Work instructions ▸ Check every line below for the string "label", and copy the lines that contain it.

Input for this task ▸

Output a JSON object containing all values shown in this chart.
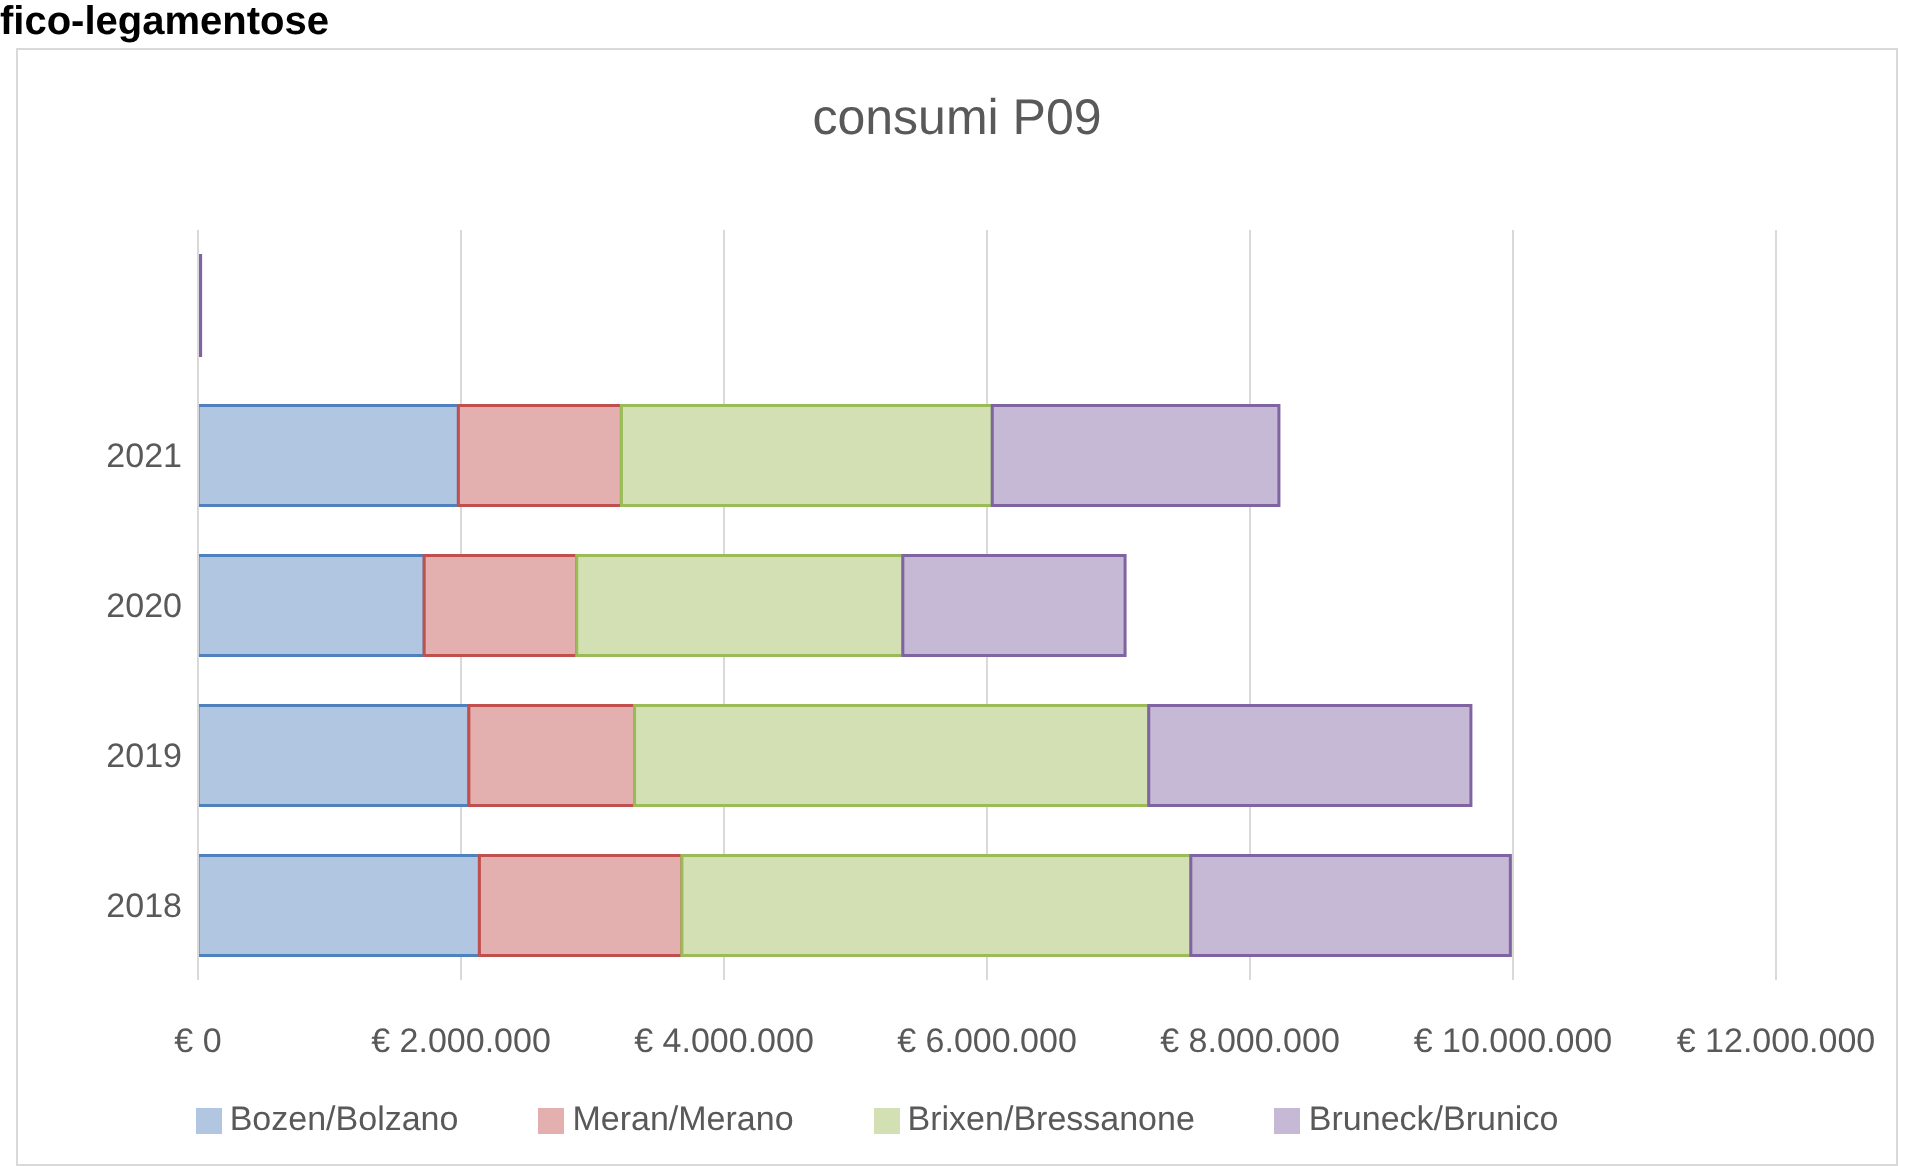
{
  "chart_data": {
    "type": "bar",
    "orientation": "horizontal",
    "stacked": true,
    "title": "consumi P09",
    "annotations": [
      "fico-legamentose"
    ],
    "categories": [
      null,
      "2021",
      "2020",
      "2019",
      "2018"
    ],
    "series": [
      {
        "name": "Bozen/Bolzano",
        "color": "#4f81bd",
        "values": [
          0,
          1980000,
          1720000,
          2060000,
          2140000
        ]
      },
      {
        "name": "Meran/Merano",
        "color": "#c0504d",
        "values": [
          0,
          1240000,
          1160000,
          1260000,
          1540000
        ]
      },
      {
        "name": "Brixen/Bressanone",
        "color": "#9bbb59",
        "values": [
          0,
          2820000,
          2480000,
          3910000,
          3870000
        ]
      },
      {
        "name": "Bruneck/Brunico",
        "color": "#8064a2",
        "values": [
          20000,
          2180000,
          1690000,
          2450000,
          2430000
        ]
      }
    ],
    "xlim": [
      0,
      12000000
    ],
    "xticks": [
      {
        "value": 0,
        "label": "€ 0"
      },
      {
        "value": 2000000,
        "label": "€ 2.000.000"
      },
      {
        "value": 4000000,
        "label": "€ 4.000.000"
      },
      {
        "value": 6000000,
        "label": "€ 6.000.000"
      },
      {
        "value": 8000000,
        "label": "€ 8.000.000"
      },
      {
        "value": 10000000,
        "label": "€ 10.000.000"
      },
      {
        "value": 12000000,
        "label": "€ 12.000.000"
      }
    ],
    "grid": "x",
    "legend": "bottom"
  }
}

Full solution ▸
        "label": "€ 0"
        "label": "€ 2.000.000"
        "label": "€ 4.000.000"
        "label": "€ 6.000.000"
        "label": "€ 8.000.000"
        "label": "€ 10.000.000"
        "label": "€ 12.000.000"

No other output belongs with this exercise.